## START DATA TO PROCESS

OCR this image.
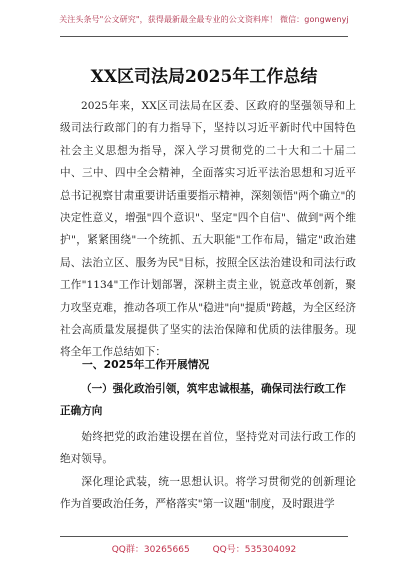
关注头条号"公文研究"，获得最新最全最专业的公文资料库！ 微信：gongwenyj
XX区司法局2025年工作总结
2025年来，XX区司法局在区委、区政府的坚强领导和上级司法行政部门的有力指导下，坚持以习近平新时代中国特色社会主义思想为指导，深入学习贯彻党的二十大和二十届二中、三中、四中全会精神，全面落实习近平法治思想和习近平总书记视察甘肃重要讲话重要指示精神，深刻领悟"两个确立"的决定性意义，增强"四个意识"、坚定"四个自信"、做到"两个维护"，紧紧围绕"一个统抓、五大职能"工作布局，锚定"政治建局、法治立区、服务为民"目标，按照全区法治建设和司法行政工作"1134"工作计划部署，深耕主责主业，锐意改革创新，聚力攻坚克难，推动各项工作从"稳进"向"提质"跨越，为全区经济社会高质量发展提供了坚实的法治保障和优质的法律服务。现将全年工作总结如下：
一、2025年工作开展情况
（一）强化政治引领，筑牢忠诚根基，确保司法行政工作正确方向
始终把党的政治建设摆在首位，坚持党对司法行政工作的绝对领导。
深化理论武装，统一思想认识。将学习贯彻党的创新理论作为首要政治任务，严格落实"第一议题"制度，及时跟进学
QQ群：30265665	QQ号：535304092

## END DATA TO PROCESS

TO DO => Your task is to reproduce all of the material exactly. The pictures stay out.

SOLUTION TO THIS TASK =>
OCR this image.
关注头条号"公文研究"，获得最新最全最专业的公文资料库！ 微信：gongwenyj
XX区司法局2025年工作总结
2025年来，XX区司法局在区委、区政府的坚强领导和上级司法行政部门的有力指导下，坚持以习近平新时代中国特色社会主义思想为指导，深入学习贯彻党的二十大和二十届二中、三中、四中全会精神，全面落实习近平法治思想和习近平总书记视察甘肃重要讲话重要指示精神，深刻领悟"两个确立"的决定性意义，增强"四个意识"、坚定"四个自信"、做到"两个维护"，紧紧围绕"一个统抓、五大职能"工作布局，锚定"政治建局、法治立区、服务为民"目标，按照全区法治建设和司法行政工作"1134"工作计划部署，深耕主责主业，锐意改革创新，聚力攻坚克难，推动各项工作从"稳进"向"提质"跨越，为全区经济社会高质量发展提供了坚实的法治保障和优质的法律服务。现将全年工作总结如下：
一、2025年工作开展情况
（一）强化政治引领，筑牢忠诚根基，确保司法行政工作正确方向
始终把党的政治建设摆在首位，坚持党对司法行政工作的绝对领导。
深化理论武装，统一思想认识。将学习贯彻党的创新理论作为首要政治任务，严格落实"第一议题"制度，及时跟进学
QQ群：30265665	QQ号：535304092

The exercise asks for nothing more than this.